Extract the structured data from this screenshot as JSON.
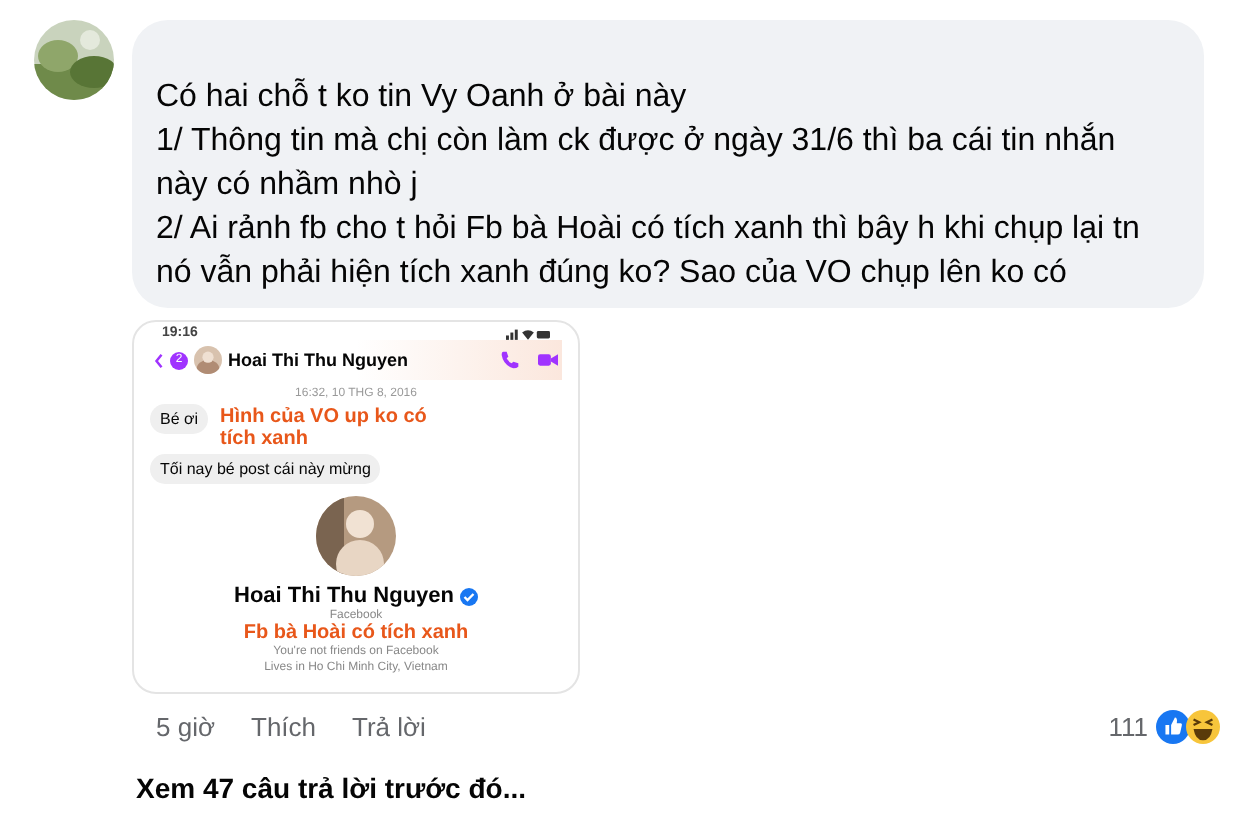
{
  "comment": {
    "lines": [
      "Có hai chỗ t ko tin Vy Oanh ở bài này",
      "1/ Thông tin mà chị còn làm ck được ở ngày 31/6 thì ba cái tin nhắn này có nhầm nhò j",
      "2/ Ai rảnh fb cho t hỏi Fb bà Hoài có tích xanh thì bây h khi chụp lại tn nó vẫn phải hiện tích xanh đúng ko? Sao của VO chụp lên ko có"
    ],
    "screenshot": {
      "status_time": "19:16",
      "back_badge": "2",
      "contact_name": "Hoai Thi Thu Nguyen",
      "timestamp": "16:32, 10 THG 8, 2016",
      "messages": [
        "Bé ơi",
        "Tối nay bé post cái này mừng"
      ],
      "annotations": [
        "Hình của VO up ko có tích xanh",
        "Fb bà Hoài có tích xanh"
      ],
      "profile_name": "Hoai Thi Thu Nguyen",
      "verified": true,
      "profile_source": "Facebook",
      "friend_status": "You're not friends on Facebook",
      "location": "Lives in Ho Chi Minh City, Vietnam"
    },
    "time": "5 giờ",
    "like": "Thích",
    "reply": "Trả lời",
    "reaction_count": "111"
  },
  "more_replies": "Xem 47 câu trả lời trước đó..."
}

# Your instructions
Leave the pictures out and reproduce all of the records exactly.

# The output
Extract the structured data from this screenshot as JSON.
{
  "comment": {
    "lines": [
      "Có hai chỗ t ko tin Vy Oanh ở bài này",
      "1/ Thông tin mà chị còn làm ck được ở ngày 31/6 thì ba cái tin nhắn này có nhầm nhò j",
      "2/ Ai rảnh fb cho t hỏi Fb bà Hoài có tích xanh thì bây h khi chụp lại tn nó vẫn phải hiện tích xanh đúng ko? Sao của VO chụp lên ko có"
    ],
    "screenshot": {
      "status_time": "19:16",
      "back_badge": "2",
      "contact_name": "Hoai Thi Thu Nguyen",
      "timestamp": "16:32, 10 THG 8, 2016",
      "messages": [
        "Bé ơi",
        "Tối nay bé post cái này mừng"
      ],
      "annotations": [
        "Hình của VO up ko có tích xanh",
        "Fb bà Hoài có tích xanh"
      ],
      "profile_name": "Hoai Thi Thu Nguyen",
      "verified": true,
      "profile_source": "Facebook",
      "friend_status": "You're not friends on Facebook",
      "location": "Lives in Ho Chi Minh City, Vietnam"
    },
    "time": "5 giờ",
    "like": "Thích",
    "reply": "Trả lời",
    "reaction_count": "111"
  },
  "more_replies": "Xem 47 câu trả lời trước đó..."
}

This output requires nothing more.